(Dataset entries)

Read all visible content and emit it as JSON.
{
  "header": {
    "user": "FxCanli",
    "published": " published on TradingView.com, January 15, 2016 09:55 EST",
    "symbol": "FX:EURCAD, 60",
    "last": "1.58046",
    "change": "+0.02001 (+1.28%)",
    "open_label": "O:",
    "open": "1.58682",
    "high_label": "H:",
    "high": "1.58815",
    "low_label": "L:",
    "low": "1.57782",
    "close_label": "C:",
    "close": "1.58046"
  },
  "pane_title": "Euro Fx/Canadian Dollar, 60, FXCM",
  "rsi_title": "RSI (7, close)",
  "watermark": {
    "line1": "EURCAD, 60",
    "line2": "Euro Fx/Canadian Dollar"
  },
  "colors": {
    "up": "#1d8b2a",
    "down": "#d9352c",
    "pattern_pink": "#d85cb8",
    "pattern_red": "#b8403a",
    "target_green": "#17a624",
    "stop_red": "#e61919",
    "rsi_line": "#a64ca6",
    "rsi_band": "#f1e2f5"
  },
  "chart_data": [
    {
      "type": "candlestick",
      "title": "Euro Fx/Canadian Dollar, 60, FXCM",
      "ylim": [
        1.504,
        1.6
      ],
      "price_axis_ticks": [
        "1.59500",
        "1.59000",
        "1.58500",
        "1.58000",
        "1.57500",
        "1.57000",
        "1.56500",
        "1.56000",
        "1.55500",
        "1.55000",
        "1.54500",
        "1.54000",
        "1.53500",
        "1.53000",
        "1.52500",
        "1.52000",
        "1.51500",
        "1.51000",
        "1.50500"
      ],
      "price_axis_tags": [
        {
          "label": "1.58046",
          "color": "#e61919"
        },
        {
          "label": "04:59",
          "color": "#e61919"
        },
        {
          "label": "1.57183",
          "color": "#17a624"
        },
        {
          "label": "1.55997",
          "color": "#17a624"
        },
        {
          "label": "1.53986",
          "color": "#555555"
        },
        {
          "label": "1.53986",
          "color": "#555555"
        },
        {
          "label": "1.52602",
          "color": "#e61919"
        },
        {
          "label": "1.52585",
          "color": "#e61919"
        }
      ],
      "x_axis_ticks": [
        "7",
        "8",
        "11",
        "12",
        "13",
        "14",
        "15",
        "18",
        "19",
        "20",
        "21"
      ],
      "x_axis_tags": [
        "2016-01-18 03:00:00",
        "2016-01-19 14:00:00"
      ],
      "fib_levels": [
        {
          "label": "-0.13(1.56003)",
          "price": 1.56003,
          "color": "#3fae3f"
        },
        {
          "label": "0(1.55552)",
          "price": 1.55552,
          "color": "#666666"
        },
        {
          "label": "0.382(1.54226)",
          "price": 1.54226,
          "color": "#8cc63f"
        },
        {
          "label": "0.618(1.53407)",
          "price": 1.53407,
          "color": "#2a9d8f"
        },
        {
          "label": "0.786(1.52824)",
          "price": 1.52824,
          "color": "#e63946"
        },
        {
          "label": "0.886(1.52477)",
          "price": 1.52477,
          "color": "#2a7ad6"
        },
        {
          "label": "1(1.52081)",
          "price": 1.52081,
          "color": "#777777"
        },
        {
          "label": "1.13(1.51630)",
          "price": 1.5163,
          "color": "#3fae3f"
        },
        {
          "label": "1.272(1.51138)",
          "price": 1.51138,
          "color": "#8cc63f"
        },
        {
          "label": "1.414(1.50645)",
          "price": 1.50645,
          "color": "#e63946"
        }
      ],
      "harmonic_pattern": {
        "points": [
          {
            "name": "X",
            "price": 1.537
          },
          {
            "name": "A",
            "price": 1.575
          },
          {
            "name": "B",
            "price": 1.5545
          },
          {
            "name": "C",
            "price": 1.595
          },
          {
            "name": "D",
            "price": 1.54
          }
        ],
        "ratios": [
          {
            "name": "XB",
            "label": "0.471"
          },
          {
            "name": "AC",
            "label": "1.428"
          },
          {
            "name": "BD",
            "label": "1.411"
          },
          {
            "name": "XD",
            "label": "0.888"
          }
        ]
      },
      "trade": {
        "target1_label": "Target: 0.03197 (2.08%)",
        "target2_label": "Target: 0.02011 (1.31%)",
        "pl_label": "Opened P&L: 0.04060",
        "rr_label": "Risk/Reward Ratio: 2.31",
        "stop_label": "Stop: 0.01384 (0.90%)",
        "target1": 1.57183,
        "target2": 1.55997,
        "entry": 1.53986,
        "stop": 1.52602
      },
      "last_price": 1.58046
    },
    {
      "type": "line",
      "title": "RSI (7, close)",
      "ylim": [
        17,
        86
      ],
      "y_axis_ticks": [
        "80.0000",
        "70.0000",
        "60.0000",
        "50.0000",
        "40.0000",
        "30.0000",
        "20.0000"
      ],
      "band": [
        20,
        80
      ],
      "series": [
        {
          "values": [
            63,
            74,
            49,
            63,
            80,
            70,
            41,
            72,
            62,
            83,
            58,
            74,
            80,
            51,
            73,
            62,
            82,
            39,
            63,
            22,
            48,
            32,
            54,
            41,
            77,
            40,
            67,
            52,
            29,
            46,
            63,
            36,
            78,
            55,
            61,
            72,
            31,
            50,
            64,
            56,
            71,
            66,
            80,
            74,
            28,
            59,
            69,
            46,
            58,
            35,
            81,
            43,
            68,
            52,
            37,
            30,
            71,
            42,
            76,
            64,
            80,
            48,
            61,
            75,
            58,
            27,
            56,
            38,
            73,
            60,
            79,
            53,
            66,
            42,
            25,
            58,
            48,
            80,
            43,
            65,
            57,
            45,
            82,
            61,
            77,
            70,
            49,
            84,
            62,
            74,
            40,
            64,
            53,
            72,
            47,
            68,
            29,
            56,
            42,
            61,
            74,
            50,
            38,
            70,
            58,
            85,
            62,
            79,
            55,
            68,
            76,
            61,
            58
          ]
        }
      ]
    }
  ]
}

▸ **Exercise prompt**
Type out the full listing again, exactly as given.

▸ **Exercise result**
Read all visible content and emit it as JSON.
{
  "header": {
    "user": "FxCanli",
    "published": " published on TradingView.com, January 15, 2016 09:55 EST",
    "symbol": "FX:EURCAD, 60",
    "last": "1.58046",
    "change": "+0.02001 (+1.28%)",
    "open_label": "O:",
    "open": "1.58682",
    "high_label": "H:",
    "high": "1.58815",
    "low_label": "L:",
    "low": "1.57782",
    "close_label": "C:",
    "close": "1.58046"
  },
  "pane_title": "Euro Fx/Canadian Dollar, 60, FXCM",
  "rsi_title": "RSI (7, close)",
  "watermark": {
    "line1": "EURCAD, 60",
    "line2": "Euro Fx/Canadian Dollar"
  },
  "colors": {
    "up": "#1d8b2a",
    "down": "#d9352c",
    "pattern_pink": "#d85cb8",
    "pattern_red": "#b8403a",
    "target_green": "#17a624",
    "stop_red": "#e61919",
    "rsi_line": "#a64ca6",
    "rsi_band": "#f1e2f5"
  },
  "chart_data": [
    {
      "type": "candlestick",
      "title": "Euro Fx/Canadian Dollar, 60, FXCM",
      "ylim": [
        1.504,
        1.6
      ],
      "price_axis_ticks": [
        "1.59500",
        "1.59000",
        "1.58500",
        "1.58000",
        "1.57500",
        "1.57000",
        "1.56500",
        "1.56000",
        "1.55500",
        "1.55000",
        "1.54500",
        "1.54000",
        "1.53500",
        "1.53000",
        "1.52500",
        "1.52000",
        "1.51500",
        "1.51000",
        "1.50500"
      ],
      "price_axis_tags": [
        {
          "label": "1.58046",
          "color": "#e61919"
        },
        {
          "label": "04:59",
          "color": "#e61919"
        },
        {
          "label": "1.57183",
          "color": "#17a624"
        },
        {
          "label": "1.55997",
          "color": "#17a624"
        },
        {
          "label": "1.53986",
          "color": "#555555"
        },
        {
          "label": "1.53986",
          "color": "#555555"
        },
        {
          "label": "1.52602",
          "color": "#e61919"
        },
        {
          "label": "1.52585",
          "color": "#e61919"
        }
      ],
      "x_axis_ticks": [
        "7",
        "8",
        "11",
        "12",
        "13",
        "14",
        "15",
        "18",
        "19",
        "20",
        "21"
      ],
      "x_axis_tags": [
        "2016-01-18 03:00:00",
        "2016-01-19 14:00:00"
      ],
      "fib_levels": [
        {
          "label": "-0.13(1.56003)",
          "price": 1.56003,
          "color": "#3fae3f"
        },
        {
          "label": "0(1.55552)",
          "price": 1.55552,
          "color": "#666666"
        },
        {
          "label": "0.382(1.54226)",
          "price": 1.54226,
          "color": "#8cc63f"
        },
        {
          "label": "0.618(1.53407)",
          "price": 1.53407,
          "color": "#2a9d8f"
        },
        {
          "label": "0.786(1.52824)",
          "price": 1.52824,
          "color": "#e63946"
        },
        {
          "label": "0.886(1.52477)",
          "price": 1.52477,
          "color": "#2a7ad6"
        },
        {
          "label": "1(1.52081)",
          "price": 1.52081,
          "color": "#777777"
        },
        {
          "label": "1.13(1.51630)",
          "price": 1.5163,
          "color": "#3fae3f"
        },
        {
          "label": "1.272(1.51138)",
          "price": 1.51138,
          "color": "#8cc63f"
        },
        {
          "label": "1.414(1.50645)",
          "price": 1.50645,
          "color": "#e63946"
        }
      ],
      "harmonic_pattern": {
        "points": [
          {
            "name": "X",
            "price": 1.537
          },
          {
            "name": "A",
            "price": 1.575
          },
          {
            "name": "B",
            "price": 1.5545
          },
          {
            "name": "C",
            "price": 1.595
          },
          {
            "name": "D",
            "price": 1.54
          }
        ],
        "ratios": [
          {
            "name": "XB",
            "label": "0.471"
          },
          {
            "name": "AC",
            "label": "1.428"
          },
          {
            "name": "BD",
            "label": "1.411"
          },
          {
            "name": "XD",
            "label": "0.888"
          }
        ]
      },
      "trade": {
        "target1_label": "Target: 0.03197 (2.08%)",
        "target2_label": "Target: 0.02011 (1.31%)",
        "pl_label": "Opened P&L: 0.04060",
        "rr_label": "Risk/Reward Ratio: 2.31",
        "stop_label": "Stop: 0.01384 (0.90%)",
        "target1": 1.57183,
        "target2": 1.55997,
        "entry": 1.53986,
        "stop": 1.52602
      },
      "last_price": 1.58046
    },
    {
      "type": "line",
      "title": "RSI (7, close)",
      "ylim": [
        17,
        86
      ],
      "y_axis_ticks": [
        "80.0000",
        "70.0000",
        "60.0000",
        "50.0000",
        "40.0000",
        "30.0000",
        "20.0000"
      ],
      "band": [
        20,
        80
      ],
      "series": [
        {
          "values": [
            63,
            74,
            49,
            63,
            80,
            70,
            41,
            72,
            62,
            83,
            58,
            74,
            80,
            51,
            73,
            62,
            82,
            39,
            63,
            22,
            48,
            32,
            54,
            41,
            77,
            40,
            67,
            52,
            29,
            46,
            63,
            36,
            78,
            55,
            61,
            72,
            31,
            50,
            64,
            56,
            71,
            66,
            80,
            74,
            28,
            59,
            69,
            46,
            58,
            35,
            81,
            43,
            68,
            52,
            37,
            30,
            71,
            42,
            76,
            64,
            80,
            48,
            61,
            75,
            58,
            27,
            56,
            38,
            73,
            60,
            79,
            53,
            66,
            42,
            25,
            58,
            48,
            80,
            43,
            65,
            57,
            45,
            82,
            61,
            77,
            70,
            49,
            84,
            62,
            74,
            40,
            64,
            53,
            72,
            47,
            68,
            29,
            56,
            42,
            61,
            74,
            50,
            38,
            70,
            58,
            85,
            62,
            79,
            55,
            68,
            76,
            61,
            58
          ]
        }
      ]
    }
  ]
}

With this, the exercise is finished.